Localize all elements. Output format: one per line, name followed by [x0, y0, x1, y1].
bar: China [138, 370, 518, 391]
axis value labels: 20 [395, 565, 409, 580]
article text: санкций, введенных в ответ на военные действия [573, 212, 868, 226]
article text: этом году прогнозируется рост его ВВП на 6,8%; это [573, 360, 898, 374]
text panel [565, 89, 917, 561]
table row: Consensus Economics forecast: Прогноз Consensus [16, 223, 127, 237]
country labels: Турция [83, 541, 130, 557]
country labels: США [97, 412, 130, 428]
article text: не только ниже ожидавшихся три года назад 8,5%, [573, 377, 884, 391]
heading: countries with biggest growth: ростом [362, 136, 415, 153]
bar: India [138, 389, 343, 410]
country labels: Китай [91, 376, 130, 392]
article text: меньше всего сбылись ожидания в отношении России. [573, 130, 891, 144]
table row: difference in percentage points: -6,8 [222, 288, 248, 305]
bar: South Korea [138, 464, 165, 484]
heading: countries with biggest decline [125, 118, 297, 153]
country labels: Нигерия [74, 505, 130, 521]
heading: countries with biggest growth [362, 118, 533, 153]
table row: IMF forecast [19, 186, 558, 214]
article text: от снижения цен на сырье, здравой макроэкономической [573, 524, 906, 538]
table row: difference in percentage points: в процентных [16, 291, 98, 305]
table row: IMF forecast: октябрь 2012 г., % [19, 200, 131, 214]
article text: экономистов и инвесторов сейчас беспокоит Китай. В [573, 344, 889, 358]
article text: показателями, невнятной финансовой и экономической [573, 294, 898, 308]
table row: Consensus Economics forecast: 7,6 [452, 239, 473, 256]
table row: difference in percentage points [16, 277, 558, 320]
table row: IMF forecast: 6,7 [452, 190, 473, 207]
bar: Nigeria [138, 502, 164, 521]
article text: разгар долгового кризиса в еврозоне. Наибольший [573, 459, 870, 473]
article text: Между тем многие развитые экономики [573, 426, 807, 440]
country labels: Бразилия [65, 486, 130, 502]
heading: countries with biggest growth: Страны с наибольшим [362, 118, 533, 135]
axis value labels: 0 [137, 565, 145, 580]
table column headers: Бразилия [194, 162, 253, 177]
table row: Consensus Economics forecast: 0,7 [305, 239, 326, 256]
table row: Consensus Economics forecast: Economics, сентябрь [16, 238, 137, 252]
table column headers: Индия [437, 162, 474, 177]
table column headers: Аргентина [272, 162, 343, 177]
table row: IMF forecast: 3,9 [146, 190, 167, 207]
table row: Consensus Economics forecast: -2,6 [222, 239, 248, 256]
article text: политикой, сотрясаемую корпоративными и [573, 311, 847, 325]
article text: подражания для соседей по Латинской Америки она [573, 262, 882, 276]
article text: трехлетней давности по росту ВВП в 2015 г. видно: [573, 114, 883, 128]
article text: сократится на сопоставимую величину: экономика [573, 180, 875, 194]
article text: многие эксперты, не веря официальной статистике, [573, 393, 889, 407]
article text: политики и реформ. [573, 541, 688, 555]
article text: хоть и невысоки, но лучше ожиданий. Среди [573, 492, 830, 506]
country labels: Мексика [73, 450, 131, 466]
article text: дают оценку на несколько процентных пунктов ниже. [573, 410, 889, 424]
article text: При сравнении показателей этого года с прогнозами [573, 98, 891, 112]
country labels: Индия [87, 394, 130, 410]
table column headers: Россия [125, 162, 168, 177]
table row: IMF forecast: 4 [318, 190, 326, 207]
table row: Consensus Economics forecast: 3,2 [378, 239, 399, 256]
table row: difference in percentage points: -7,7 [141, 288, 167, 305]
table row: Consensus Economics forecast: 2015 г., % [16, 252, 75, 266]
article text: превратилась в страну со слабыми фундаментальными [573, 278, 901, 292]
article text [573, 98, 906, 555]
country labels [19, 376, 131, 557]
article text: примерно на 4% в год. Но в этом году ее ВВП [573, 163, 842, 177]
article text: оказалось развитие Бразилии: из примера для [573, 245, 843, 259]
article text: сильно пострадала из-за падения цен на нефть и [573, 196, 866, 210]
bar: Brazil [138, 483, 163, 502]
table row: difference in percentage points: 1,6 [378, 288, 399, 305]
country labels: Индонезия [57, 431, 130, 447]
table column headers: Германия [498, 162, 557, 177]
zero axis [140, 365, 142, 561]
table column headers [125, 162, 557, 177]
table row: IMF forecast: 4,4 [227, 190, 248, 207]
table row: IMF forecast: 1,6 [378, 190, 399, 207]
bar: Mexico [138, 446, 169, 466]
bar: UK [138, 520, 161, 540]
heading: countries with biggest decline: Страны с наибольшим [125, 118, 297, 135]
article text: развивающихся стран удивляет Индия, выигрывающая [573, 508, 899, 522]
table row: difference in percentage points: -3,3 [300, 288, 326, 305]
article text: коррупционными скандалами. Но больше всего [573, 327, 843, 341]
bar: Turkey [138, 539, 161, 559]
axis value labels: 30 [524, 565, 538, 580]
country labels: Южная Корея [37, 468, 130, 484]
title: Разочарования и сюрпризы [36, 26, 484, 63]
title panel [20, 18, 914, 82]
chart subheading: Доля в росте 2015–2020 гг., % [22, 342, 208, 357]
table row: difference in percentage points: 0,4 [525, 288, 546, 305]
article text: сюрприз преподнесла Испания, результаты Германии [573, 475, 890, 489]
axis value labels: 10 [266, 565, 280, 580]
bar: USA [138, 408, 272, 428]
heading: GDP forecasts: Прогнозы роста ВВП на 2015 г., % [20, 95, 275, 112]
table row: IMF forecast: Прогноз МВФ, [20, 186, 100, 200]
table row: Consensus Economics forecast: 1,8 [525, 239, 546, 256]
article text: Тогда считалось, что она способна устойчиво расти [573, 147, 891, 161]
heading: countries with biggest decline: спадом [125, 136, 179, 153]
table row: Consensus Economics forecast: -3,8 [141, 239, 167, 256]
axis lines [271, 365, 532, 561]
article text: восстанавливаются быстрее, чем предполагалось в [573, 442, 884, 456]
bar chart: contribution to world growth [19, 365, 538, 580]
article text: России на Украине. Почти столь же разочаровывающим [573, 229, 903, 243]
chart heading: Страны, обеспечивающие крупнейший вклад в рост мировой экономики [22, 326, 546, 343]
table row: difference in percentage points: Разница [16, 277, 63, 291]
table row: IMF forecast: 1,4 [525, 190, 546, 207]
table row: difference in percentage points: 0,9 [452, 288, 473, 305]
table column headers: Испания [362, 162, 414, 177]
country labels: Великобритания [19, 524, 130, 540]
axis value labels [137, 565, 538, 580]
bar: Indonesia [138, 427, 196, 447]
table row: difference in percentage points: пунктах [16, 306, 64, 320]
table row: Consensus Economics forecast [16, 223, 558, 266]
#####
Copy every line of the listing above verbatim, without changing anything.

Localize all elements. Output format: one per line, name followed by [x0, y0, x1, y1].
bar: China [138, 370, 518, 391]
axis value labels: 20 [395, 565, 409, 580]
article text: санкций, введенных в ответ на военные действия [573, 212, 868, 226]
article text: этом году прогнозируется рост его ВВП на 6,8%; это [573, 360, 898, 374]
text panel [565, 89, 917, 561]
table row: Consensus Economics forecast: Прогноз Consensus [16, 223, 127, 237]
country labels: Турция [83, 541, 130, 557]
country labels: США [97, 412, 130, 428]
article text: не только ниже ожидавшихся три года назад 8,5%, [573, 377, 884, 391]
heading: countries with biggest growth: ростом [362, 136, 415, 153]
bar: India [138, 389, 343, 410]
country labels: Китай [91, 376, 130, 392]
article text: меньше всего сбылись ожидания в отношении России. [573, 130, 891, 144]
table row: difference in percentage points: -6,8 [222, 288, 248, 305]
bar: South Korea [138, 464, 165, 484]
heading: countries with biggest decline [125, 118, 297, 153]
country labels: Нигерия [74, 505, 130, 521]
heading: countries with biggest growth [362, 118, 533, 153]
table row: IMF forecast [19, 186, 558, 214]
article text: от снижения цен на сырье, здравой макроэкономической [573, 524, 906, 538]
table row: difference in percentage points: в процентных [16, 291, 98, 305]
table row: IMF forecast: октябрь 2012 г., % [19, 200, 131, 214]
article text: экономистов и инвесторов сейчас беспокоит Китай. В [573, 344, 889, 358]
article text: показателями, невнятной финансовой и экономической [573, 294, 898, 308]
table row: Consensus Economics forecast: 7,6 [452, 239, 473, 256]
table row: difference in percentage points [16, 277, 558, 320]
table row: IMF forecast: 6,7 [452, 190, 473, 207]
bar: Nigeria [138, 502, 164, 521]
article text: разгар долгового кризиса в еврозоне. Наибольший [573, 459, 870, 473]
article text: Между тем многие развитые экономики [573, 426, 807, 440]
country labels: Бразилия [65, 486, 130, 502]
heading: countries with biggest growth: Страны с наибольшим [362, 118, 533, 135]
axis value labels: 0 [137, 565, 145, 580]
table column headers: Бразилия [194, 162, 253, 177]
table row: Consensus Economics forecast: 0,7 [305, 239, 326, 256]
table row: Consensus Economics forecast: Economics, сентябрь [16, 238, 137, 252]
table column headers: Индия [437, 162, 474, 177]
table column headers: Аргентина [272, 162, 343, 177]
table row: IMF forecast: 3,9 [146, 190, 167, 207]
table row: Consensus Economics forecast: -2,6 [222, 239, 248, 256]
article text: политикой, сотрясаемую корпоративными и [573, 311, 847, 325]
article text: подражания для соседей по Латинской Америки она [573, 262, 882, 276]
article text: трехлетней давности по росту ВВП в 2015 г. видно: [573, 114, 883, 128]
article text: сократится на сопоставимую величину: экономика [573, 180, 875, 194]
article text: многие эксперты, не веря официальной статистике, [573, 393, 889, 407]
article text: политики и реформ. [573, 541, 688, 555]
article text: хоть и невысоки, но лучше ожиданий. Среди [573, 492, 830, 506]
country labels: Мексика [73, 450, 131, 466]
article text: дают оценку на несколько процентных пунктов ниже. [573, 410, 889, 424]
article text: При сравнении показателей этого года с прогнозами [573, 98, 891, 112]
country labels: Индия [87, 394, 130, 410]
table column headers: Россия [125, 162, 168, 177]
table row: IMF forecast: 4 [318, 190, 326, 207]
table row: Consensus Economics forecast: 3,2 [378, 239, 399, 256]
table row: difference in percentage points: -7,7 [141, 288, 167, 305]
table row: Consensus Economics forecast: 2015 г., % [16, 252, 75, 266]
article text: превратилась в страну со слабыми фундаментальными [573, 278, 901, 292]
article text [573, 98, 906, 555]
country labels [19, 376, 131, 557]
article text: примерно на 4% в год. Но в этом году ее ВВП [573, 163, 842, 177]
article text: оказалось развитие Бразилии: из примера для [573, 245, 843, 259]
article text: сильно пострадала из-за падения цен на нефть и [573, 196, 866, 210]
bar: Brazil [138, 483, 163, 502]
table row: difference in percentage points: 1,6 [378, 288, 399, 305]
country labels: Индонезия [57, 431, 130, 447]
table column headers: Германия [498, 162, 557, 177]
zero axis [140, 365, 142, 561]
table column headers [125, 162, 557, 177]
table row: IMF forecast: 4,4 [227, 190, 248, 207]
table row: IMF forecast: 1,6 [378, 190, 399, 207]
bar: Mexico [138, 446, 169, 466]
bar: UK [138, 520, 161, 540]
heading: countries with biggest decline: Страны с наибольшим [125, 118, 297, 135]
article text: развивающихся стран удивляет Индия, выигрывающая [573, 508, 899, 522]
table row: difference in percentage points: -3,3 [300, 288, 326, 305]
article text: коррупционными скандалами. Но больше всего [573, 327, 843, 341]
bar: Turkey [138, 539, 161, 559]
axis value labels: 30 [524, 565, 538, 580]
country labels: Южная Корея [37, 468, 130, 484]
title: Разочарования и сюрпризы [36, 26, 484, 63]
title panel [20, 18, 914, 82]
chart subheading: Доля в росте 2015–2020 гг., % [22, 342, 208, 357]
table row: difference in percentage points: 0,4 [525, 288, 546, 305]
article text: сюрприз преподнесла Испания, результаты Германии [573, 475, 890, 489]
axis value labels: 10 [266, 565, 280, 580]
bar: USA [138, 408, 272, 428]
heading: GDP forecasts: Прогнозы роста ВВП на 2015 г., % [20, 95, 275, 112]
table row: IMF forecast: Прогноз МВФ, [20, 186, 100, 200]
table row: Consensus Economics forecast: 1,8 [525, 239, 546, 256]
article text: Тогда считалось, что она способна устойчиво расти [573, 147, 891, 161]
heading: countries with biggest decline: спадом [125, 136, 179, 153]
table row: Consensus Economics forecast: -3,8 [141, 239, 167, 256]
axis lines [271, 365, 532, 561]
article text: восстанавливаются быстрее, чем предполагалось в [573, 442, 884, 456]
bar chart: contribution to world growth [19, 365, 538, 580]
article text: России на Украине. Почти столь же разочаровывающим [573, 229, 903, 243]
chart heading: Страны, обеспечивающие крупнейший вклад в рост мировой экономики [22, 326, 546, 343]
table row: difference in percentage points: Разница [16, 277, 63, 291]
table row: IMF forecast: 1,4 [525, 190, 546, 207]
table row: difference in percentage points: 0,9 [452, 288, 473, 305]
table column headers: Испания [362, 162, 414, 177]
country labels: Великобритания [19, 524, 130, 540]
axis value labels [137, 565, 538, 580]
bar: Indonesia [138, 427, 196, 447]
table row: difference in percentage points: пунктах [16, 306, 64, 320]
table row: Consensus Economics forecast [16, 223, 558, 266]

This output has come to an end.